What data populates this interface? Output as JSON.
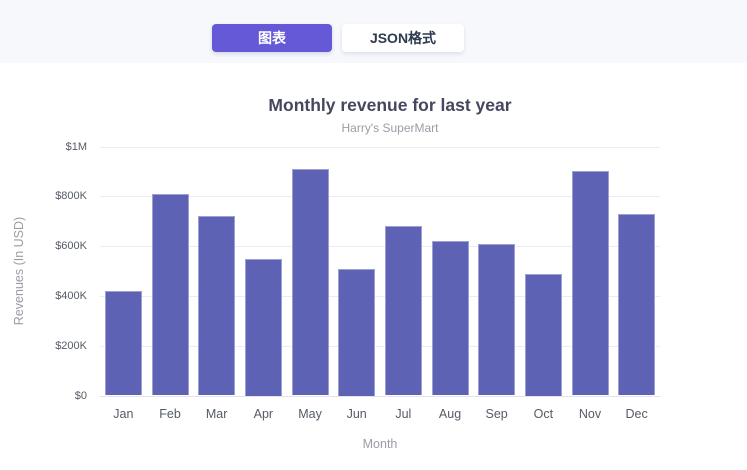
{
  "topbar": {
    "chart_tab_label": "图表",
    "json_tab_label": "JSON格式"
  },
  "colors": {
    "topbar_bg": "#F7F8FC",
    "active_tab_bg": "#6559D8",
    "active_tab_text": "#FFFFFF",
    "inactive_tab_bg": "#FFFFFF",
    "inactive_tab_text": "#2E3A4D",
    "bar": "#5D62B5",
    "grid": "#ECEDF2",
    "axis_line": "#E3E4E9",
    "tick_text": "#555B66",
    "title_text": "#45475E",
    "muted_text": "#9A9DA5"
  },
  "chart_data": {
    "type": "bar",
    "title": "Monthly revenue for last year",
    "subtitle": "Harry's SuperMart",
    "xlabel": "Month",
    "ylabel": "Revenues (In USD)",
    "categories": [
      "Jan",
      "Feb",
      "Mar",
      "Apr",
      "May",
      "Jun",
      "Jul",
      "Aug",
      "Sep",
      "Oct",
      "Nov",
      "Dec"
    ],
    "values": [
      420000,
      810000,
      720000,
      550000,
      910000,
      510000,
      680000,
      620000,
      610000,
      490000,
      900000,
      730000
    ],
    "ylim": [
      0,
      1000000
    ],
    "y_tick_labels": [
      "$0",
      "$200K",
      "$400K",
      "$600K",
      "$800K",
      "$1M"
    ],
    "grid": true,
    "legend": "none"
  }
}
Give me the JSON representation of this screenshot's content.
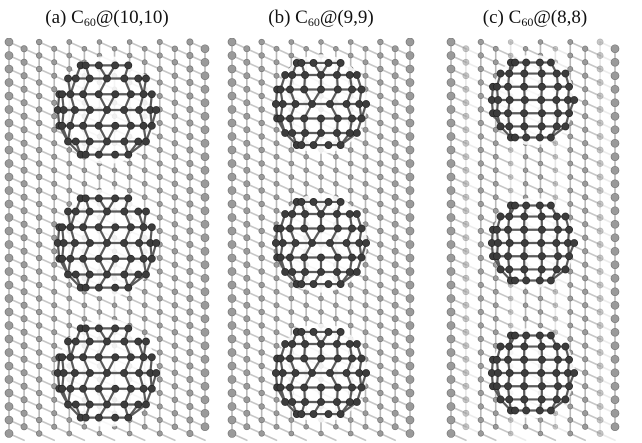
──────────
[Task brief]
Copy out all the entries exactly. Images stay out of the copy.

[Result below]
What data populates this interface? Output as JSON.
{
  "topbar": {
    "chart_tab_label": "图表",
    "json_tab_label": "JSON格式"
  },
  "colors": {
    "topbar_bg": "#F7F8FC",
    "active_tab_bg": "#6559D8",
    "active_tab_text": "#FFFFFF",
    "inactive_tab_bg": "#FFFFFF",
    "inactive_tab_text": "#2E3A4D",
    "bar": "#5D62B5",
    "grid": "#ECEDF2",
    "axis_line": "#E3E4E9",
    "tick_text": "#555B66",
    "title_text": "#45475E",
    "muted_text": "#9A9DA5"
  },
  "chart_data": {
    "type": "bar",
    "title": "Monthly revenue for last year",
    "subtitle": "Harry's SuperMart",
    "xlabel": "Month",
    "ylabel": "Revenues (In USD)",
    "categories": [
      "Jan",
      "Feb",
      "Mar",
      "Apr",
      "May",
      "Jun",
      "Jul",
      "Aug",
      "Sep",
      "Oct",
      "Nov",
      "Dec"
    ],
    "values": [
      420000,
      810000,
      720000,
      550000,
      910000,
      510000,
      680000,
      620000,
      610000,
      490000,
      900000,
      730000
    ],
    "ylim": [
      0,
      1000000
    ],
    "y_tick_labels": [
      "$0",
      "$200K",
      "$400K",
      "$600K",
      "$800K",
      "$1M"
    ],
    "grid": true,
    "legend": "none"
  }
}
Give me the JSON representation of this screenshot's content.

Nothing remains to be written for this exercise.